*TASK DIRECTIONS*
Give only the number of lines where "precautions" occurs.

*PROVIDED RECORDS*
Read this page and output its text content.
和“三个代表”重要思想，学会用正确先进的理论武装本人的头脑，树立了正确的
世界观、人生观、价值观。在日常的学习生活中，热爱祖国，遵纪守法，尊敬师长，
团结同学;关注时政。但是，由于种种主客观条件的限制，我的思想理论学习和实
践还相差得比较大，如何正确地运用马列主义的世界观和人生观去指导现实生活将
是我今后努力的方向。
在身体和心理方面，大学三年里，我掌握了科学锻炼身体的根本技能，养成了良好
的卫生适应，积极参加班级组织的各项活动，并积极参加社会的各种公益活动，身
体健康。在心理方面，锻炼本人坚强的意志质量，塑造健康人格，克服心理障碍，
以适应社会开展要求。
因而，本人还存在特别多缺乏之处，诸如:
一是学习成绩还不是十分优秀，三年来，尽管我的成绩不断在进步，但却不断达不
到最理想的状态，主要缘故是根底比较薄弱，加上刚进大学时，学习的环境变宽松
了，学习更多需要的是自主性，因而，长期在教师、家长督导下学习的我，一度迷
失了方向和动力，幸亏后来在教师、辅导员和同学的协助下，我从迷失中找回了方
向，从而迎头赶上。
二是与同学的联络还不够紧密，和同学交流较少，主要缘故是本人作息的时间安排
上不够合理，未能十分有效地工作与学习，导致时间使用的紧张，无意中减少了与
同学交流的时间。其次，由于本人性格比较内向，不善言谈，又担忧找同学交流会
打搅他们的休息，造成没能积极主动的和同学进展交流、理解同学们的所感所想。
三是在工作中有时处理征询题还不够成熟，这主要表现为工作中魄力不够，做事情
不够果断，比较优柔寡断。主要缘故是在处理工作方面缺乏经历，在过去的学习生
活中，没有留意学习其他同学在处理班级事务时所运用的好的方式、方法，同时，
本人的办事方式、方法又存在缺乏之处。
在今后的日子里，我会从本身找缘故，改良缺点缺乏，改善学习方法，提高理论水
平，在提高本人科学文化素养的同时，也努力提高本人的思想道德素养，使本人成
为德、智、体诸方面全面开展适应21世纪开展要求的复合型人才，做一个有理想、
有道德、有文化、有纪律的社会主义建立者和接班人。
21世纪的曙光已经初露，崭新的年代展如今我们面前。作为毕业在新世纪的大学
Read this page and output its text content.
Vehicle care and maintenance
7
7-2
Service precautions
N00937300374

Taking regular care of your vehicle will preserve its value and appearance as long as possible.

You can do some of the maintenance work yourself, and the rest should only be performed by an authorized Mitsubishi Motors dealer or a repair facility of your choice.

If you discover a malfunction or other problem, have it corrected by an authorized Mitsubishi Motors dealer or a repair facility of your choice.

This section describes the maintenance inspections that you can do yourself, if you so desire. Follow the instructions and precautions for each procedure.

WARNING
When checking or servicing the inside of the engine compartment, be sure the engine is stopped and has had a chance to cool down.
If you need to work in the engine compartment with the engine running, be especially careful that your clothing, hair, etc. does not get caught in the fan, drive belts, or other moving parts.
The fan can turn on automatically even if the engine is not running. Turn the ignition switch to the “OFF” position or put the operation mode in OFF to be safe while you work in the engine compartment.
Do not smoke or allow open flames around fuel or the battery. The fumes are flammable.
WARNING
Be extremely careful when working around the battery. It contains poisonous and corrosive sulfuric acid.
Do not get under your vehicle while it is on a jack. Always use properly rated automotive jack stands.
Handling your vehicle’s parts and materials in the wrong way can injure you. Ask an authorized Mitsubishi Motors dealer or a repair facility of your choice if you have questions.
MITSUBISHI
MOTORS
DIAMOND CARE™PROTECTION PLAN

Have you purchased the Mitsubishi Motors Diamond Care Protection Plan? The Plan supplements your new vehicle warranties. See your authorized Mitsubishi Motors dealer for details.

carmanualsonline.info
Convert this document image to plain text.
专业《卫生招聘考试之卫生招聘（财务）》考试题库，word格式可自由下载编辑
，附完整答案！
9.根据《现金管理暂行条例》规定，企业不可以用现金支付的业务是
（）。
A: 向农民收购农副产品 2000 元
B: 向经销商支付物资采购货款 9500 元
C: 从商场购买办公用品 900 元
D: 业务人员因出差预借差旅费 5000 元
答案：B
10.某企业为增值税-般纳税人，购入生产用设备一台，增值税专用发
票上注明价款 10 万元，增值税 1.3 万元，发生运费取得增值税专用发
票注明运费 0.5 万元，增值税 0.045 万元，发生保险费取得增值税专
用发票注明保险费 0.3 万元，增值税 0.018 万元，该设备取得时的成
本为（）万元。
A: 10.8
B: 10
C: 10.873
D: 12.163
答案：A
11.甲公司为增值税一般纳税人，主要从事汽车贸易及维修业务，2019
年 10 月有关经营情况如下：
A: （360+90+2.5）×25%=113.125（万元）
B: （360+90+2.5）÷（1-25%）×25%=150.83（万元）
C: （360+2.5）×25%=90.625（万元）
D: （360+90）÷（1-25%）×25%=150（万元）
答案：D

*ANSWER TO THIS PROBLEM*
2